▶ [PROBLEM]: State how many lines in the listing below include the word "name", and add nothing besides the number.

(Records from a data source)

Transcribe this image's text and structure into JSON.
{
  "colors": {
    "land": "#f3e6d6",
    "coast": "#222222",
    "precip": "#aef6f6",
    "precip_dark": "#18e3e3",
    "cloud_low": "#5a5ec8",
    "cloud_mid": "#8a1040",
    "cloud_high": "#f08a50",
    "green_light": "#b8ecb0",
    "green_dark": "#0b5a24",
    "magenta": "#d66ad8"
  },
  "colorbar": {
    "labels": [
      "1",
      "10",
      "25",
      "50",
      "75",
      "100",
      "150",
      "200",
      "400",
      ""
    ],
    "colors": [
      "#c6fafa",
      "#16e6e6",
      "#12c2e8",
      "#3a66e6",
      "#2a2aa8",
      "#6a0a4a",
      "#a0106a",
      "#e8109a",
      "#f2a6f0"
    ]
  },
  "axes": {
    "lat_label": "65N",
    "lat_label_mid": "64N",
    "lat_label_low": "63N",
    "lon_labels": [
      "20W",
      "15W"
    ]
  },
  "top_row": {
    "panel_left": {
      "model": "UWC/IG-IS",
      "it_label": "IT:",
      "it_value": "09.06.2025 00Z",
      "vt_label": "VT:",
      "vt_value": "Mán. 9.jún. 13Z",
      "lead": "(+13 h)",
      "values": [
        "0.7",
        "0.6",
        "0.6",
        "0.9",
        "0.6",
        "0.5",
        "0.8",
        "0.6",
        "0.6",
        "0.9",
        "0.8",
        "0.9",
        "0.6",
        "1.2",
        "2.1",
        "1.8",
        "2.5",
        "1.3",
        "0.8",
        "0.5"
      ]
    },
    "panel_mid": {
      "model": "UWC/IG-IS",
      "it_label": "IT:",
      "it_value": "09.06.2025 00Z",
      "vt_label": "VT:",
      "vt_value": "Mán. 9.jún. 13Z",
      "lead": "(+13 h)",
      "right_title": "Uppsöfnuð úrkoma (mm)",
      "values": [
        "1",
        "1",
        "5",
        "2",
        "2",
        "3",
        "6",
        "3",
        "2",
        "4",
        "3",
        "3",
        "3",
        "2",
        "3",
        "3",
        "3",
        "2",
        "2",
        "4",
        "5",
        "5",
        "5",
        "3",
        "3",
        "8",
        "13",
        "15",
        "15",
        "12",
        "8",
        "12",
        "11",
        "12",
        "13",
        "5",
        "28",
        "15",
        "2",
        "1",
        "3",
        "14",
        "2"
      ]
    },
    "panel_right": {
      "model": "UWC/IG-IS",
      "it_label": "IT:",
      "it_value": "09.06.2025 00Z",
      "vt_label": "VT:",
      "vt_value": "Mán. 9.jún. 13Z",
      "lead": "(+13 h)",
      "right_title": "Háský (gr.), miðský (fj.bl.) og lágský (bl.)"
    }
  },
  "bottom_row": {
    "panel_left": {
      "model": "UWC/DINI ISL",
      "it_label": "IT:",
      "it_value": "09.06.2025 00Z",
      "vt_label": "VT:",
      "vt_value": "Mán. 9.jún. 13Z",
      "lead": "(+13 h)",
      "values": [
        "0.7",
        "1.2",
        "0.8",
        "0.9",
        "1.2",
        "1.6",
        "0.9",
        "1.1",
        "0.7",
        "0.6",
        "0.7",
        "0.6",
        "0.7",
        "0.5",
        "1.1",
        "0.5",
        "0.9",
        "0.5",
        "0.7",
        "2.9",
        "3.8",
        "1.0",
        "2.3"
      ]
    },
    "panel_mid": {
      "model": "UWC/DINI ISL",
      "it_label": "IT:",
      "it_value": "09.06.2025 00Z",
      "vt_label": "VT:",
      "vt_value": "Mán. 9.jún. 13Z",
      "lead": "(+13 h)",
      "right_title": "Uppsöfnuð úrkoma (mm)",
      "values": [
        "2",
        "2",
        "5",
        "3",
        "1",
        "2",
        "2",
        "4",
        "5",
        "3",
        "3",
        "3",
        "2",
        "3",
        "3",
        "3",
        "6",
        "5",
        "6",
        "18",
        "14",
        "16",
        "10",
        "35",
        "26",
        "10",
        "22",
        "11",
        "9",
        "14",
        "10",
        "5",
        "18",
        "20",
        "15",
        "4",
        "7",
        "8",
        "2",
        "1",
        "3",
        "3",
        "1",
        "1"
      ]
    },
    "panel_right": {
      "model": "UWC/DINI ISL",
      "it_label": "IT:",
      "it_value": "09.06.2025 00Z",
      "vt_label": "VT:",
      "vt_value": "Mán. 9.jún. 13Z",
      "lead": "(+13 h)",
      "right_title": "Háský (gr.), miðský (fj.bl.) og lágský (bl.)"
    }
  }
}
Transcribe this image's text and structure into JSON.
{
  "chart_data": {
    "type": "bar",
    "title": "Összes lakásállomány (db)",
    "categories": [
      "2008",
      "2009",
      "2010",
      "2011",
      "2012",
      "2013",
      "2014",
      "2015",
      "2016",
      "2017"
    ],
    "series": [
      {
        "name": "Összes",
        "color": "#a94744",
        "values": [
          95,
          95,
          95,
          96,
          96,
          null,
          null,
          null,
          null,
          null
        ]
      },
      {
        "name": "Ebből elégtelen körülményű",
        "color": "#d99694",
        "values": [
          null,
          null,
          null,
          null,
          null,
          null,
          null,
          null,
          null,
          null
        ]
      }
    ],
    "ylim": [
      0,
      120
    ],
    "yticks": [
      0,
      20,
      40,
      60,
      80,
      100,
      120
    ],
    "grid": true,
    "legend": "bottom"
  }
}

▶ [PROBLEM SOLUTION]: 2